***** Raw records

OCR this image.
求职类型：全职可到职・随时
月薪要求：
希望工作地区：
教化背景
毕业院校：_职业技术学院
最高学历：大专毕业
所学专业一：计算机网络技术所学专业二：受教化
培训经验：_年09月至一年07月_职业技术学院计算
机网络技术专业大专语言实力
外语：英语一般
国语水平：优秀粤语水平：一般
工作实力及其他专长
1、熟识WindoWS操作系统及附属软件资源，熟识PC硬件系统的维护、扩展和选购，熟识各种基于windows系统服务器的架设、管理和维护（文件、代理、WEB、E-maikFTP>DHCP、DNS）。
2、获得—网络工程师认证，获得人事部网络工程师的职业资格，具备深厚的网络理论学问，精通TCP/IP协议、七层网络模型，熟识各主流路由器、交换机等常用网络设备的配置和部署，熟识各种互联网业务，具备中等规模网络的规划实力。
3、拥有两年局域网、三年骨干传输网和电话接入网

**********

- **Given request**: Restate each entry exactly, skipping none.

- **Complete output**:
OCR this image.
求职类型：全职可到职・随时
月薪要求：
希望工作地区：
教化背景
毕业院校：_职业技术学院
最高学历：大专毕业
所学专业一：计算机网络技术所学专业二：受教化
培训经验：_年09月至一年07月_职业技术学院计算
机网络技术专业大专语言实力
外语：英语一般
国语水平：优秀粤语水平：一般
工作实力及其他专长
1、熟识WindoWS操作系统及附属软件资源，熟识PC硬件系统的维护、扩展和选购，熟识各种基于windows系统服务器的架设、管理和维护（文件、代理、WEB、E-maikFTP>DHCP、DNS）。
2、获得—网络工程师认证，获得人事部网络工程师的职业资格，具备深厚的网络理论学问，精通TCP/IP协议、七层网络模型，熟识各主流路由器、交换机等常用网络设备的配置和部署，熟识各种互联网业务，具备中等规模网络的规划实力。
3、拥有两年局域网、三年骨干传输网和电话接入网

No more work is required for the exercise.